● PROBLEM STATEMENT: Transcribe the records below exactly.

● DATASET RECORDS:
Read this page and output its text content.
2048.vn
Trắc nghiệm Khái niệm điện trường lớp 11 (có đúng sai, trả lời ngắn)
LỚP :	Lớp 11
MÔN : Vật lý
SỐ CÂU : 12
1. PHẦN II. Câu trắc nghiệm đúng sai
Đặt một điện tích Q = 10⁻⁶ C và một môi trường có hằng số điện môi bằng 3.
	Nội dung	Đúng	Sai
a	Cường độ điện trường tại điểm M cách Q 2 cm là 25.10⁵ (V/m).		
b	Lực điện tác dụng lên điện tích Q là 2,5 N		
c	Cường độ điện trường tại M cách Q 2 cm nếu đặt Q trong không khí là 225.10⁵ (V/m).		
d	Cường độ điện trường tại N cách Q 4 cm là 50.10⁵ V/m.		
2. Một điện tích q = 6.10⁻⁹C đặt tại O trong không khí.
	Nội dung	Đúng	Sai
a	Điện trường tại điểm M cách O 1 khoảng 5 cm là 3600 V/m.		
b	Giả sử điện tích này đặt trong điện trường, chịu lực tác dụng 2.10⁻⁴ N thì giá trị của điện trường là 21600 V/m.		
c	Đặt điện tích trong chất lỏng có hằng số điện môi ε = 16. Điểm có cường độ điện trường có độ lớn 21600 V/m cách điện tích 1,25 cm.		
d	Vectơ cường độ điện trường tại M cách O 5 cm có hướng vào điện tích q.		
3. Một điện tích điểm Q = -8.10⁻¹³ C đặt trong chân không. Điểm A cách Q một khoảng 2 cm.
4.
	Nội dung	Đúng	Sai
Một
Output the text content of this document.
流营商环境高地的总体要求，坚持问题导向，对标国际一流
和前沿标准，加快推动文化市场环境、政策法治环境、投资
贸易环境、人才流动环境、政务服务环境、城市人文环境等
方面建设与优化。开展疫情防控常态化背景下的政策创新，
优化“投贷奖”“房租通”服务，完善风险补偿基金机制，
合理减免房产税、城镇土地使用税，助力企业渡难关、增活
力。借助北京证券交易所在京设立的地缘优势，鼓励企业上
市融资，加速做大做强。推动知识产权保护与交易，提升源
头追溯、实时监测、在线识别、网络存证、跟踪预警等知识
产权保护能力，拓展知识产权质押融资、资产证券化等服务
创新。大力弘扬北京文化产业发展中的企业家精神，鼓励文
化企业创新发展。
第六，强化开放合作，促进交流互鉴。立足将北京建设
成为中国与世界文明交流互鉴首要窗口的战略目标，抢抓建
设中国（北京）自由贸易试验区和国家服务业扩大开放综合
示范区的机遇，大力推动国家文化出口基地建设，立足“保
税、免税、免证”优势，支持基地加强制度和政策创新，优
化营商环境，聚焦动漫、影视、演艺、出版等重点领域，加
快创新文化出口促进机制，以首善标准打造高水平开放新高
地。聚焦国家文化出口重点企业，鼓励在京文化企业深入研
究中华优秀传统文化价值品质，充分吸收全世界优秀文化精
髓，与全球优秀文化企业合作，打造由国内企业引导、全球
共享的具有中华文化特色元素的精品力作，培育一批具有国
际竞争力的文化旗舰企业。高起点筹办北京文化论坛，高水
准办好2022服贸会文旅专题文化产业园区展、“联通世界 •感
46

● EXERCISE OUTPUT:
Read this page and output its text content.
2048.vn
Trắc nghiệm Khái niệm điện trường lớp 11 (có đúng sai, trả lời ngắn)
LỚP :	Lớp 11
MÔN : Vật lý
SỐ CÂU : 12
1. PHẦN II. Câu trắc nghiệm đúng sai
Đặt một điện tích Q = 10⁻⁶ C và một môi trường có hằng số điện môi bằng 3.
	Nội dung	Đúng	Sai
a	Cường độ điện trường tại điểm M cách Q 2 cm là 25.10⁵ (V/m).		
b	Lực điện tác dụng lên điện tích Q là 2,5 N		
c	Cường độ điện trường tại M cách Q 2 cm nếu đặt Q trong không khí là 225.10⁵ (V/m).		
d	Cường độ điện trường tại N cách Q 4 cm là 50.10⁵ V/m.		
2. Một điện tích q = 6.10⁻⁹C đặt tại O trong không khí.
	Nội dung	Đúng	Sai
a	Điện trường tại điểm M cách O 1 khoảng 5 cm là 3600 V/m.		
b	Giả sử điện tích này đặt trong điện trường, chịu lực tác dụng 2.10⁻⁴ N thì giá trị của điện trường là 21600 V/m.		
c	Đặt điện tích trong chất lỏng có hằng số điện môi ε = 16. Điểm có cường độ điện trường có độ lớn 21600 V/m cách điện tích 1,25 cm.		
d	Vectơ cường độ điện trường tại M cách O 5 cm có hướng vào điện tích q.		
3. Một điện tích điểm Q = -8.10⁻¹³ C đặt trong chân không. Điểm A cách Q một khoảng 2 cm.
4.
	Nội dung	Đúng	Sai
Một
Output the text content of this document.
流营商环境高地的总体要求，坚持问题导向，对标国际一流
和前沿标准，加快推动文化市场环境、政策法治环境、投资
贸易环境、人才流动环境、政务服务环境、城市人文环境等
方面建设与优化。开展疫情防控常态化背景下的政策创新，
优化“投贷奖”“房租通”服务，完善风险补偿基金机制，
合理减免房产税、城镇土地使用税，助力企业渡难关、增活
力。借助北京证券交易所在京设立的地缘优势，鼓励企业上
市融资，加速做大做强。推动知识产权保护与交易，提升源
头追溯、实时监测、在线识别、网络存证、跟踪预警等知识
产权保护能力，拓展知识产权质押融资、资产证券化等服务
创新。大力弘扬北京文化产业发展中的企业家精神，鼓励文
化企业创新发展。
第六，强化开放合作，促进交流互鉴。立足将北京建设
成为中国与世界文明交流互鉴首要窗口的战略目标，抢抓建
设中国（北京）自由贸易试验区和国家服务业扩大开放综合
示范区的机遇，大力推动国家文化出口基地建设，立足“保
税、免税、免证”优势，支持基地加强制度和政策创新，优
化营商环境，聚焦动漫、影视、演艺、出版等重点领域，加
快创新文化出口促进机制，以首善标准打造高水平开放新高
地。聚焦国家文化出口重点企业，鼓励在京文化企业深入研
究中华优秀传统文化价值品质，充分吸收全世界优秀文化精
髓，与全球优秀文化企业合作，打造由国内企业引导、全球
共享的具有中华文化特色元素的精品力作，培育一批具有国
际竞争力的文化旗舰企业。高起点筹办北京文化论坛，高水
准办好2022服贸会文旅专题文化产业园区展、“联通世界 •感
46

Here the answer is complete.